▶ PROBLEM TO SOLVE:
Answer these from the WLED thread:
1. Which library does blazoncek say the error is in?
2. What three commands are to be run after changing the IP in index.ts?
3. Which version of that library has the fix?

-------- ARTICLE

My WLED has no configuration except an IP adress for my Wifi. No presets or any other changes were made. If you need more information just tell. The reboot is triggered by a simple node app trying to connect...

blazoncek commented 6 months ago

As I suspected, the error is not in WLED code but, unfortunately, in AsyncWebServer library. Hopefully @willmmiles will find what's wrong.

Can you capture a packet that causes the crash? Using Wireshark or similar.

willmmiles commented 6 months ago

Or alternately, post a link to your node app. There's something different about the headers from the usual browser connections.

smhex commented 6 months ago

Here are both: the very basic node app and the Wireshark recordings...

Wireshark.zip wled-ws-test.zip

Please change your WLED's IP in index.ts and run

npm install
npx tsc
node index

If everything works, WLED's current state should be logged to the console.

Happy easter

willmmiles commented 6 months ago

Thanks for bearing with me! I was able to replicate it using your code and config, and tracked this to a use-after-free in AsyncWebServer. It was indeed triggered by the headers sent by node, and wouldn't replicate unless some other code caught it with its pants down, so to speak.

I've pushed AsyncWebServer v2.2.1 which has the fix, and opened PR #3873 to adopt it.

smhex commented 6 months ago

Perfect, I will re-run my tests after the PR merge.

----------------
-------- COLLECTED DATA

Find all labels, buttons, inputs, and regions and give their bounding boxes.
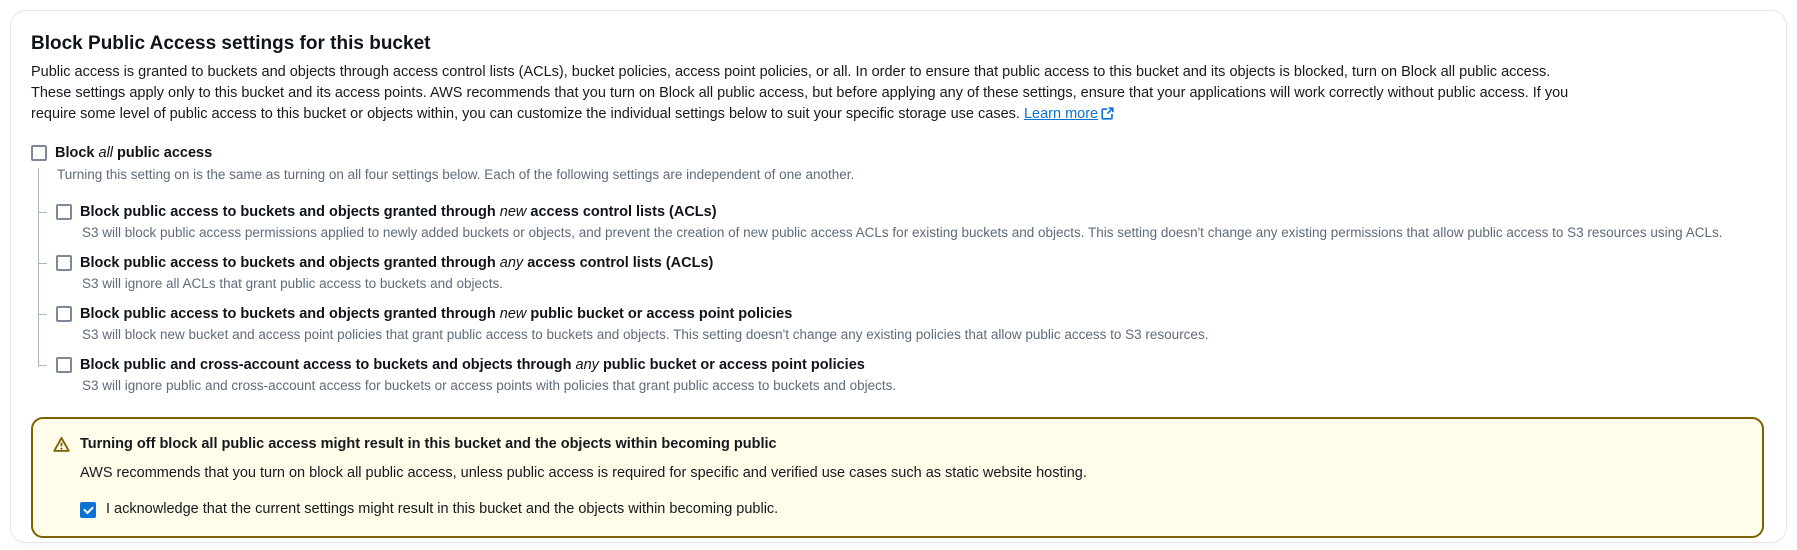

----------------

▶ FULL SOLUTION:
1. AsyncWebServer
2. npm install, npx tsc, node index
3. v2.2.1